The request: Write the records out again, keeping each line exactly as it is.

Available data:
---*---

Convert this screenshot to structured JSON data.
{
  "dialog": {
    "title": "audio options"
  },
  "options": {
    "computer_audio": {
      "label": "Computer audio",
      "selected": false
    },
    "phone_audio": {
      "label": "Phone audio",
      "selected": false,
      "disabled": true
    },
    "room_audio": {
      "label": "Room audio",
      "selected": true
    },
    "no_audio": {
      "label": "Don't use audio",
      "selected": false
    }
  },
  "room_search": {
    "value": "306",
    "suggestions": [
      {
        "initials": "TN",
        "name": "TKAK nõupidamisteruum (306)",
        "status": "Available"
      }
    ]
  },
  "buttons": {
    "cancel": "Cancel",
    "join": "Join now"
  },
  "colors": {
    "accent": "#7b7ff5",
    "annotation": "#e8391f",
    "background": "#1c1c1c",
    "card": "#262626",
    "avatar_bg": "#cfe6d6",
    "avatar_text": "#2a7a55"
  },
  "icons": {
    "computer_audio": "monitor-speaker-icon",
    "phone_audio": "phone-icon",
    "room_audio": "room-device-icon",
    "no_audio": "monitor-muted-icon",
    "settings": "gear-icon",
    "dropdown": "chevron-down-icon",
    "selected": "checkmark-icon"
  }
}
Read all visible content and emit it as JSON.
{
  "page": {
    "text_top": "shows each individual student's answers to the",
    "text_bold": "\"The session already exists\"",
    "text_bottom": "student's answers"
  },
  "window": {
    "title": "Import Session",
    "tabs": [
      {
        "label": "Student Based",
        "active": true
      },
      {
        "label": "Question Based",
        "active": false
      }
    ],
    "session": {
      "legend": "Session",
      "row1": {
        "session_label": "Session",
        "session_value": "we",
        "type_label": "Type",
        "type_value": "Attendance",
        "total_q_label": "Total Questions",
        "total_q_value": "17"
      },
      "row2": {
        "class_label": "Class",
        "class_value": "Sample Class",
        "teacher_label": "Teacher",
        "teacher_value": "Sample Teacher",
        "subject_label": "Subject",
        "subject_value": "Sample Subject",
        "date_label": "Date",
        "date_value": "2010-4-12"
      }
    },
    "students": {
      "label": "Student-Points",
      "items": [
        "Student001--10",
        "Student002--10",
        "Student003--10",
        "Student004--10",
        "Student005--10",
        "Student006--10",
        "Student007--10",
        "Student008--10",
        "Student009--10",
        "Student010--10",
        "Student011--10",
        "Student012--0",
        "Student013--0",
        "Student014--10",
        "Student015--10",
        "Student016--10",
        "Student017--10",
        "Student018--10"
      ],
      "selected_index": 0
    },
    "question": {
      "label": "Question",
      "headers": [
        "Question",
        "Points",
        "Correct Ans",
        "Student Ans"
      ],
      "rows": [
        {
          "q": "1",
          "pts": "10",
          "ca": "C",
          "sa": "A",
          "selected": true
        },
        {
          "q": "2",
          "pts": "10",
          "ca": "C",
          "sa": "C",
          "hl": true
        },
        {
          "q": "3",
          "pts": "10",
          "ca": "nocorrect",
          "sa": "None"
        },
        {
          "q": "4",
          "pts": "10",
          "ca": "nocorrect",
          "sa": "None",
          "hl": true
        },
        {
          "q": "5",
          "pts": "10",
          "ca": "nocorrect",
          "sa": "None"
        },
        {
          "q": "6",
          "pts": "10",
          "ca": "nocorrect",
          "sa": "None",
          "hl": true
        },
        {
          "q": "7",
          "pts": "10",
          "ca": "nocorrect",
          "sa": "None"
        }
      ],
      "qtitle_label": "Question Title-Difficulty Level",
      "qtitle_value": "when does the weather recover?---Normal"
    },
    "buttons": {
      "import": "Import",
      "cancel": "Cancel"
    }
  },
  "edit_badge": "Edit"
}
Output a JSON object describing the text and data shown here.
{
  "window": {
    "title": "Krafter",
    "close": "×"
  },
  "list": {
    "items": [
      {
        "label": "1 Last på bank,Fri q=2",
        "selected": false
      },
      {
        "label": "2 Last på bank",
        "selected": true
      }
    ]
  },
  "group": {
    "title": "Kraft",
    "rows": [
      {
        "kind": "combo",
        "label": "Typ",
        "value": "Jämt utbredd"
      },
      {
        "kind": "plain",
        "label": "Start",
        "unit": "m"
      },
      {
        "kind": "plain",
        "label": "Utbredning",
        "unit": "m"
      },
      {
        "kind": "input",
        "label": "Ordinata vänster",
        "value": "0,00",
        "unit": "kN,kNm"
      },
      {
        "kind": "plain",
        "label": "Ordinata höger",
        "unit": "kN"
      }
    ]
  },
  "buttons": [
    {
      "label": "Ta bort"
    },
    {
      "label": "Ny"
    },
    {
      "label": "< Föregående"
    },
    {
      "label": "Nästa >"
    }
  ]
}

---*---

Task answer:
Convert this screenshot to structured JSON data.
{
  "dialog": {
    "title": "audio options"
  },
  "options": {
    "computer_audio": {
      "label": "Computer audio",
      "selected": false
    },
    "phone_audio": {
      "label": "Phone audio",
      "selected": false,
      "disabled": true
    },
    "room_audio": {
      "label": "Room audio",
      "selected": true
    },
    "no_audio": {
      "label": "Don't use audio",
      "selected": false
    }
  },
  "room_search": {
    "value": "306",
    "suggestions": [
      {
        "initials": "TN",
        "name": "TKAK nõupidamisteruum (306)",
        "status": "Available"
      }
    ]
  },
  "buttons": {
    "cancel": "Cancel",
    "join": "Join now"
  },
  "colors": {
    "accent": "#7b7ff5",
    "annotation": "#e8391f",
    "background": "#1c1c1c",
    "card": "#262626",
    "avatar_bg": "#cfe6d6",
    "avatar_text": "#2a7a55"
  },
  "icons": {
    "computer_audio": "monitor-speaker-icon",
    "phone_audio": "phone-icon",
    "room_audio": "room-device-icon",
    "no_audio": "monitor-muted-icon",
    "settings": "gear-icon",
    "dropdown": "chevron-down-icon",
    "selected": "checkmark-icon"
  }
}
Read all visible content and emit it as JSON.
{
  "page": {
    "text_top": "shows each individual student's answers to the",
    "text_bold": "\"The session already exists\"",
    "text_bottom": "student's answers"
  },
  "window": {
    "title": "Import Session",
    "tabs": [
      {
        "label": "Student Based",
        "active": true
      },
      {
        "label": "Question Based",
        "active": false
      }
    ],
    "session": {
      "legend": "Session",
      "row1": {
        "session_label": "Session",
        "session_value": "we",
        "type_label": "Type",
        "type_value": "Attendance",
        "total_q_label": "Total Questions",
        "total_q_value": "17"
      },
      "row2": {
        "class_label": "Class",
        "class_value": "Sample Class",
        "teacher_label": "Teacher",
        "teacher_value": "Sample Teacher",
        "subject_label": "Subject",
        "subject_value": "Sample Subject",
        "date_label": "Date",
        "date_value": "2010-4-12"
      }
    },
    "students": {
      "label": "Student-Points",
      "items": [
        "Student001--10",
        "Student002--10",
        "Student003--10",
        "Student004--10",
        "Student005--10",
        "Student006--10",
        "Student007--10",
        "Student008--10",
        "Student009--10",
        "Student010--10",
        "Student011--10",
        "Student012--0",
        "Student013--0",
        "Student014--10",
        "Student015--10",
        "Student016--10",
        "Student017--10",
        "Student018--10"
      ],
      "selected_index": 0
    },
    "question": {
      "label": "Question",
      "headers": [
        "Question",
        "Points",
        "Correct Ans",
        "Student Ans"
      ],
      "rows": [
        {
          "q": "1",
          "pts": "10",
          "ca": "C",
          "sa": "A",
          "selected": true
        },
        {
          "q": "2",
          "pts": "10",
          "ca": "C",
          "sa": "C",
          "hl": true
        },
        {
          "q": "3",
          "pts": "10",
          "ca": "nocorrect",
          "sa": "None"
        },
        {
          "q": "4",
          "pts": "10",
          "ca": "nocorrect",
          "sa": "None",
          "hl": true
        },
        {
          "q": "5",
          "pts": "10",
          "ca": "nocorrect",
          "sa": "None"
        },
        {
          "q": "6",
          "pts": "10",
          "ca": "nocorrect",
          "sa": "None",
          "hl": true
        },
        {
          "q": "7",
          "pts": "10",
          "ca": "nocorrect",
          "sa": "None"
        }
      ],
      "qtitle_label": "Question Title-Difficulty Level",
      "qtitle_value": "when does the weather recover?---Normal"
    },
    "buttons": {
      "import": "Import",
      "cancel": "Cancel"
    }
  },
  "edit_badge": "Edit"
}
Output a JSON object describing the text and data shown here.
{
  "window": {
    "title": "Krafter",
    "close": "×"
  },
  "list": {
    "items": [
      {
        "label": "1 Last på bank,Fri q=2",
        "selected": false
      },
      {
        "label": "2 Last på bank",
        "selected": true
      }
    ]
  },
  "group": {
    "title": "Kraft",
    "rows": [
      {
        "kind": "combo",
        "label": "Typ",
        "value": "Jämt utbredd"
      },
      {
        "kind": "plain",
        "label": "Start",
        "unit": "m"
      },
      {
        "kind": "plain",
        "label": "Utbredning",
        "unit": "m"
      },
      {
        "kind": "input",
        "label": "Ordinata vänster",
        "value": "0,00",
        "unit": "kN,kNm"
      },
      {
        "kind": "plain",
        "label": "Ordinata höger",
        "unit": "kN"
      }
    ]
  },
  "buttons": [
    {
      "label": "Ta bort"
    },
    {
      "label": "Ny"
    },
    {
      "label": "< Föregående"
    },
    {
      "label": "Nästa >"
    }
  ]
}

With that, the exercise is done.